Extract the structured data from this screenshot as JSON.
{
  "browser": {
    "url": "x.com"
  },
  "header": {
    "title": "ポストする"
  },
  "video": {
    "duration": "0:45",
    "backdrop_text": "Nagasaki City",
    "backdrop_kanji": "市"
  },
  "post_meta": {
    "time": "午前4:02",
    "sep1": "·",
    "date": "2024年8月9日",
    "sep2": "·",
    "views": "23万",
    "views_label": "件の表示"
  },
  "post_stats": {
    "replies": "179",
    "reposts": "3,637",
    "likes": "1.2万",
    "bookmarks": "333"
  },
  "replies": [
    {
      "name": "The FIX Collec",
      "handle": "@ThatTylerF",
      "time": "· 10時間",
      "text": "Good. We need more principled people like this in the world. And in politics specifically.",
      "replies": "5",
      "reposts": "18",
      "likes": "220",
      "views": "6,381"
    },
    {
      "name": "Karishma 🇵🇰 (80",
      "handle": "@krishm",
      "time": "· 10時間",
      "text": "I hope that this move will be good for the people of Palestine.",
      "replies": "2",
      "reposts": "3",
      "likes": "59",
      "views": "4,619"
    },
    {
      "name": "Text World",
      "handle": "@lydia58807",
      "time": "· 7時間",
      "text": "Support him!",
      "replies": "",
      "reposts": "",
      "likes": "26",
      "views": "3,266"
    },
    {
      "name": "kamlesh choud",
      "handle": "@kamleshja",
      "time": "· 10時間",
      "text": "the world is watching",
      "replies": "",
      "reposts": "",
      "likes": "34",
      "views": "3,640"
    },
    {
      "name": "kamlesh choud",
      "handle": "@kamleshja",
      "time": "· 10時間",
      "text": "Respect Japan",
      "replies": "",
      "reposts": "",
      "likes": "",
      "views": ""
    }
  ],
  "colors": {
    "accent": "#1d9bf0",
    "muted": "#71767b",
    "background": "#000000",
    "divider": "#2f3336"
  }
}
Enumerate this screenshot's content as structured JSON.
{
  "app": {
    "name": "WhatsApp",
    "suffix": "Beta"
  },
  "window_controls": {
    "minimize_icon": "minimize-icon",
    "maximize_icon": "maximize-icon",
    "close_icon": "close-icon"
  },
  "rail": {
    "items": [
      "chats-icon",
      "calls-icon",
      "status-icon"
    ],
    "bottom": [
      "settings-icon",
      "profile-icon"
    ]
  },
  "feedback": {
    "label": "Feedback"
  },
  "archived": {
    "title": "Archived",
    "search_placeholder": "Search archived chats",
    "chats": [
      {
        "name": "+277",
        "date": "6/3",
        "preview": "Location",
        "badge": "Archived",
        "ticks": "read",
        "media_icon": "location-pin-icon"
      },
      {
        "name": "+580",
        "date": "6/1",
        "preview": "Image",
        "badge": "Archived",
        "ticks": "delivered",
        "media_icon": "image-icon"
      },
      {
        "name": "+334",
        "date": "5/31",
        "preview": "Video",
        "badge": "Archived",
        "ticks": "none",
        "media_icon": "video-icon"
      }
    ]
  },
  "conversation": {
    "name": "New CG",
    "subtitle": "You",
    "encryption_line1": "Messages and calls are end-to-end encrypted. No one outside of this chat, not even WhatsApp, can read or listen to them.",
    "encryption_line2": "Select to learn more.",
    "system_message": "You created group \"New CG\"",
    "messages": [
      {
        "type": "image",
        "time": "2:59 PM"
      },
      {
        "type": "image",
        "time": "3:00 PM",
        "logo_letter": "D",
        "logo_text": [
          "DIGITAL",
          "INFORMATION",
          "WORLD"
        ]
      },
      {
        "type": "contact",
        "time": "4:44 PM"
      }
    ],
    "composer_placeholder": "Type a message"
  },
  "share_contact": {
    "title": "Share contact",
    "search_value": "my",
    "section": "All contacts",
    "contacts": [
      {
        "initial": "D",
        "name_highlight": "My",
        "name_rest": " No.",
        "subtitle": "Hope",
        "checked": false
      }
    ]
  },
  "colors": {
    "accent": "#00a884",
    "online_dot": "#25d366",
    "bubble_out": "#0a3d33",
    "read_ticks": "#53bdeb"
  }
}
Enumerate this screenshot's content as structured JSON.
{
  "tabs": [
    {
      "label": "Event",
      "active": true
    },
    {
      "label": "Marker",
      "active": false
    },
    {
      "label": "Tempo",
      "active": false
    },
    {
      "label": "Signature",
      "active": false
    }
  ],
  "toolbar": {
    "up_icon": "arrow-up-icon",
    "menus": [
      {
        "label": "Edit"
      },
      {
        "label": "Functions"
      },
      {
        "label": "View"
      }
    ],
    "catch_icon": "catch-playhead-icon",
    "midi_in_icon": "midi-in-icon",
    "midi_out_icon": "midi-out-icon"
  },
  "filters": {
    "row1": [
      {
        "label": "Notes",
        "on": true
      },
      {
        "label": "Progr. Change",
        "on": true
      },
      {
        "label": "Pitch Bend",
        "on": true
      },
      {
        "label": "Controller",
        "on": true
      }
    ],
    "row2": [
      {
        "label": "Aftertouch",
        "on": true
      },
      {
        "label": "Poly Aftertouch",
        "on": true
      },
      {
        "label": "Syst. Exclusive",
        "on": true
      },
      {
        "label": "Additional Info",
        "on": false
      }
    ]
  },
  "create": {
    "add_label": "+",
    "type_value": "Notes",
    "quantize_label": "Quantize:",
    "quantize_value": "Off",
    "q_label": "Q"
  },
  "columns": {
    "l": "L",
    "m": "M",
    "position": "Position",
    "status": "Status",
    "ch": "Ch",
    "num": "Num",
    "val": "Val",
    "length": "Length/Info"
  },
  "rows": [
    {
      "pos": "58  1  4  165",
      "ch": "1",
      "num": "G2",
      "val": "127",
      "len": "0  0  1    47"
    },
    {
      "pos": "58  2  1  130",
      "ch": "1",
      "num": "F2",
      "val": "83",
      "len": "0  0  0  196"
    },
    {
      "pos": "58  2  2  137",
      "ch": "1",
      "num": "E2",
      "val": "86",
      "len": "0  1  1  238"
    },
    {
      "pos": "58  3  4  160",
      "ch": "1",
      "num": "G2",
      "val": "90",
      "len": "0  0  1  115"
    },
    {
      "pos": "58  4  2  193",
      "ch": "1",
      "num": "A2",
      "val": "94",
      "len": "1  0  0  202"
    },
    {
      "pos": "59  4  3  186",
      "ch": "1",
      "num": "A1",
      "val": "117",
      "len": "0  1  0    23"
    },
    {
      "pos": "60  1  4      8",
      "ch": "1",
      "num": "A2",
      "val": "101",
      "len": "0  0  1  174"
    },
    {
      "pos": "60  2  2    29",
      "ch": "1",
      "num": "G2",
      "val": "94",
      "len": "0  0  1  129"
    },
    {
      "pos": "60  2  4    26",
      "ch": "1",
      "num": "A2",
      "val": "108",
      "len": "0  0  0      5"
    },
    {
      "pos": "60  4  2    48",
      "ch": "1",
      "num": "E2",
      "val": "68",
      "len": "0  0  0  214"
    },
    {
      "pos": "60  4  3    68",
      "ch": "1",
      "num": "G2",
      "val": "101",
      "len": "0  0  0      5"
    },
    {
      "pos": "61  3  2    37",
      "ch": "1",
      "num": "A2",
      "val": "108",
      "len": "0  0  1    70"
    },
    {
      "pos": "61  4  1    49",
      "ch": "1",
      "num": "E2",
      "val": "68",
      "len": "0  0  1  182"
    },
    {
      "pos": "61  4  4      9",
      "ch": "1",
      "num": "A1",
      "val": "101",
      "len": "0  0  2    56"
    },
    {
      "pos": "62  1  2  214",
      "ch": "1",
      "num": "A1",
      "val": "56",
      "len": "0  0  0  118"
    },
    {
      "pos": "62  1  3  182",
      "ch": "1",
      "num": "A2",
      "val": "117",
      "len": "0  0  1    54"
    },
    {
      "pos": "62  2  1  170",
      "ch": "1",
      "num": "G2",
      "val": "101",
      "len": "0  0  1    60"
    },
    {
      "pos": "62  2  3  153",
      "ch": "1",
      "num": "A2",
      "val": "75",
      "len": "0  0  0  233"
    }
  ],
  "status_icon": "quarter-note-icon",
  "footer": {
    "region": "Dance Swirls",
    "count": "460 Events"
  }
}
++++++++++
From the listing above, collect each line in which the string "WhatsApp" appears.

Full response ::
    "name": "WhatsApp",
    "encryption_line1": "Messages and calls are end-to-end encrypted. No one outside of this chat, not even WhatsApp, can read or listen to them.",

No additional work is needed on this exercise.